***** STORED RECORDS
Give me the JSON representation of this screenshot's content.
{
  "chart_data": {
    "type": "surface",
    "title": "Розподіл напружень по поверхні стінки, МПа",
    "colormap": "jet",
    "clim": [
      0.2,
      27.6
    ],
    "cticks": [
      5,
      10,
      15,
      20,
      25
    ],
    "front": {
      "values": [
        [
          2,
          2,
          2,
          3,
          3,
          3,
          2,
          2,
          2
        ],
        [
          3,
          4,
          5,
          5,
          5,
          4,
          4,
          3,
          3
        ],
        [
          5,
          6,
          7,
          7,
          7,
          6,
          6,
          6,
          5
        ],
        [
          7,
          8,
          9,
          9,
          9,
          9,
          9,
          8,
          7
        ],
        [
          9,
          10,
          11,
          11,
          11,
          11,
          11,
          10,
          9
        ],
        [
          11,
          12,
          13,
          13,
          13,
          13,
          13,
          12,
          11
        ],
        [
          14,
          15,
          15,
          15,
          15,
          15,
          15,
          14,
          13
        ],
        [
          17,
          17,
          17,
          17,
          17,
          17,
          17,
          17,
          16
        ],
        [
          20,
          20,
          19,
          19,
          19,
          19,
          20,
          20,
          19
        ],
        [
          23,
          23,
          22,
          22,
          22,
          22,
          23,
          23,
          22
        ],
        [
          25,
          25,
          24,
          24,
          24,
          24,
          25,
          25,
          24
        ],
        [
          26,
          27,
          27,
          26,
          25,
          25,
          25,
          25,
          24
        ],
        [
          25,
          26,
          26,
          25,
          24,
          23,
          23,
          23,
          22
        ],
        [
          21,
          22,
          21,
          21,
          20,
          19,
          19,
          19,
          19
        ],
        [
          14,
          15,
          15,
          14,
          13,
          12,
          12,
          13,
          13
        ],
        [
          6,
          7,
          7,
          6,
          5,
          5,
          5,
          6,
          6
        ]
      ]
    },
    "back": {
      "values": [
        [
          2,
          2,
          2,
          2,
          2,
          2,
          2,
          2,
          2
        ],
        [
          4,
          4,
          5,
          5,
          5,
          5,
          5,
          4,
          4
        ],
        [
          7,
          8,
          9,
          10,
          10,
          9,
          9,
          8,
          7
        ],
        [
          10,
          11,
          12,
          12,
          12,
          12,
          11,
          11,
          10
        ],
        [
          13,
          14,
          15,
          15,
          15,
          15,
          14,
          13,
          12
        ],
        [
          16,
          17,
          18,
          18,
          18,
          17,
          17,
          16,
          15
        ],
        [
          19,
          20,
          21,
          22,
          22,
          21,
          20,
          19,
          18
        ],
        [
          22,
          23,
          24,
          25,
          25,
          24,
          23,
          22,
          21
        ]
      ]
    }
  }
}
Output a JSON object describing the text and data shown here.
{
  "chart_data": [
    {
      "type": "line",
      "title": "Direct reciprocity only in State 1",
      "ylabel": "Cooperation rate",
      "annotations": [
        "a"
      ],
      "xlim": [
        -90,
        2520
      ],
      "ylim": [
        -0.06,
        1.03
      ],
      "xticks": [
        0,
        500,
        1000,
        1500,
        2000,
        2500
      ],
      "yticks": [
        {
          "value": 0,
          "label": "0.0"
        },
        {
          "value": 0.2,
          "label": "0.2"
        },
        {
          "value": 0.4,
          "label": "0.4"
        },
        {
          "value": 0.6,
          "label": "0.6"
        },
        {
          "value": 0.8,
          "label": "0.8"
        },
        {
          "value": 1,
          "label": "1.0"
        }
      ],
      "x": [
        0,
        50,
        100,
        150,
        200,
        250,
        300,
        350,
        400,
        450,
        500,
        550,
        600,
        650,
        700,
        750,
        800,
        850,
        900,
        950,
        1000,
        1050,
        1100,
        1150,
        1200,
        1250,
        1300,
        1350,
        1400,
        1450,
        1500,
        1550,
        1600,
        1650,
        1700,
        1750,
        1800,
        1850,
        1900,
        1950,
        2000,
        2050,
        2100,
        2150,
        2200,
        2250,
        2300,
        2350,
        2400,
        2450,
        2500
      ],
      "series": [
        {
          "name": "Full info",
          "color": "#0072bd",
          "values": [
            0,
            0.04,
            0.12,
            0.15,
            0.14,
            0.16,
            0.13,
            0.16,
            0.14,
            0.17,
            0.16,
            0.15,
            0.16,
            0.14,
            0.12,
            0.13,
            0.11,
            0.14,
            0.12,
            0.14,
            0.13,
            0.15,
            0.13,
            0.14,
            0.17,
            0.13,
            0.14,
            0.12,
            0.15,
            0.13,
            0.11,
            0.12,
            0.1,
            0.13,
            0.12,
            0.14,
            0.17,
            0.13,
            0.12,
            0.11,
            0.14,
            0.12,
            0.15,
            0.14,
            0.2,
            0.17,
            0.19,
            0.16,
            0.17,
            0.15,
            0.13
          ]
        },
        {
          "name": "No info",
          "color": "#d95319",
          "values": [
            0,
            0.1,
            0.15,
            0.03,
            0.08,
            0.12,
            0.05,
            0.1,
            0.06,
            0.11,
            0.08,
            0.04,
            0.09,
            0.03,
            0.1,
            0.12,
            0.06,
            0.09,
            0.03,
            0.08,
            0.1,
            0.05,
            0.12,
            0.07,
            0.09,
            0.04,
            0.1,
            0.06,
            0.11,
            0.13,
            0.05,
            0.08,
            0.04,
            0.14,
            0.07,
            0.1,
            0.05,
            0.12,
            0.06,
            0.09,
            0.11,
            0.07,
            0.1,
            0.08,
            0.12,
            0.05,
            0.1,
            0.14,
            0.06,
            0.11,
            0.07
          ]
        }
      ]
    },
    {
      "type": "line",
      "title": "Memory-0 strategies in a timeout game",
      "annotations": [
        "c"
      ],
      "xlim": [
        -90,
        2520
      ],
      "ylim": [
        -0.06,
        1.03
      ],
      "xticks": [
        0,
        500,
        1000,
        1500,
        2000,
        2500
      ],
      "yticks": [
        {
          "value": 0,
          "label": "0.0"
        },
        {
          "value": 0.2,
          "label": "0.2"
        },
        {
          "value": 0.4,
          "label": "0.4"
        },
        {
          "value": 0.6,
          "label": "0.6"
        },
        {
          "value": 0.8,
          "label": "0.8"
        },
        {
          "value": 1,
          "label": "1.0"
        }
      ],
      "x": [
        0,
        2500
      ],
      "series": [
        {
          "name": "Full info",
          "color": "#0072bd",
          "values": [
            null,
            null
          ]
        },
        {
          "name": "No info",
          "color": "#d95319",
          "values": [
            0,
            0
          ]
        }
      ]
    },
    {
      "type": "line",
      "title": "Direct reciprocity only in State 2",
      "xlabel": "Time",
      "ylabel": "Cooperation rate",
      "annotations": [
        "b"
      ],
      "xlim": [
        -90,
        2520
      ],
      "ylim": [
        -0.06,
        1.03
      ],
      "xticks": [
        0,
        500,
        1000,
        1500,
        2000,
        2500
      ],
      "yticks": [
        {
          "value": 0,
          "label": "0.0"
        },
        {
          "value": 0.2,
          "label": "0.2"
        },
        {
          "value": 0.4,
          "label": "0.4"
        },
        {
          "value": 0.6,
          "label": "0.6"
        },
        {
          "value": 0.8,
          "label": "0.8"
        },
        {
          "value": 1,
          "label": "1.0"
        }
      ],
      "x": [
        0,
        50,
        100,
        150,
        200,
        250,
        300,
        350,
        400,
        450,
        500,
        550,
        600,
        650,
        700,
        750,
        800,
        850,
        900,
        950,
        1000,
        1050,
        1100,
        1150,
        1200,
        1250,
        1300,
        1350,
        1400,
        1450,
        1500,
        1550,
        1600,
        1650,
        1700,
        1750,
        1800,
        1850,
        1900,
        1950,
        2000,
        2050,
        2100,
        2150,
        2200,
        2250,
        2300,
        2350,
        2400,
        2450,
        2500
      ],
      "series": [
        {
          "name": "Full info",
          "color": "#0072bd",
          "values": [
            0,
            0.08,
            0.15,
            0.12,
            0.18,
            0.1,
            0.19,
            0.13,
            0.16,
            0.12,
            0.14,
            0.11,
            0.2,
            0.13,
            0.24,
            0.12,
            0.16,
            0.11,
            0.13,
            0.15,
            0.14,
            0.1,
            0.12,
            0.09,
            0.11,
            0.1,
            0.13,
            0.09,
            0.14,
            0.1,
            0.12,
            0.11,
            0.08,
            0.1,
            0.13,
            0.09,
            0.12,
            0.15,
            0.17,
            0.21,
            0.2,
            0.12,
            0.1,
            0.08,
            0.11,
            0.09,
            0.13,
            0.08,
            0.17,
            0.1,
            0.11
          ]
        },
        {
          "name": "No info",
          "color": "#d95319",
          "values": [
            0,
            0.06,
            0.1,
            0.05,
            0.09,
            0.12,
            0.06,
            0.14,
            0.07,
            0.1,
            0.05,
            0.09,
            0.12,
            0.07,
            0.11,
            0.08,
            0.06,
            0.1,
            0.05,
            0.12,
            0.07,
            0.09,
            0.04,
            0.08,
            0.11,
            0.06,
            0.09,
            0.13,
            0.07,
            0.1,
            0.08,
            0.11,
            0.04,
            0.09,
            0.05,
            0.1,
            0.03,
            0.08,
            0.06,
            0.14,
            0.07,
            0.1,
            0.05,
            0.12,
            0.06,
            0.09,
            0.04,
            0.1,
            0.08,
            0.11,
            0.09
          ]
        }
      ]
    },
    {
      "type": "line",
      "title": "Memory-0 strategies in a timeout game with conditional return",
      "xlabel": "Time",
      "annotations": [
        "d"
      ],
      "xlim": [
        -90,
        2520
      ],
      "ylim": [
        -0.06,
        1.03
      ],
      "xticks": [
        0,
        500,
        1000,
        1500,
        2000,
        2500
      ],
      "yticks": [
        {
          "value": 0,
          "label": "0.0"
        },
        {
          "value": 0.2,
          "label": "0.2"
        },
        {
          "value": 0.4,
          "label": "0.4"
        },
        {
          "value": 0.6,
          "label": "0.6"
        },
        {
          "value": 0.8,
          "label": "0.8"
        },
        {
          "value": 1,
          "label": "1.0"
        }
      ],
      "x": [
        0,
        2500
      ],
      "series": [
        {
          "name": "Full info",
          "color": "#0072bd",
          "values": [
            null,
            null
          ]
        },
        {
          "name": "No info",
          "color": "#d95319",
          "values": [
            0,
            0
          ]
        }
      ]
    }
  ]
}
**********
WHAT YOU ARE ASKED TO DO — Go through the listing above and locate each line that holds the word "title". Copy those lines.

OUTPUT BELOW —
    "title": "Розподіл напружень по поверхні стінки, МПа",
      "title": "Direct reciprocity only in State 1",
      "title": "Memory-0 strategies in a timeout game",
      "title": "Direct reciprocity only in State 2",
      "title": "Memory-0 strategies in a timeout game with conditional return",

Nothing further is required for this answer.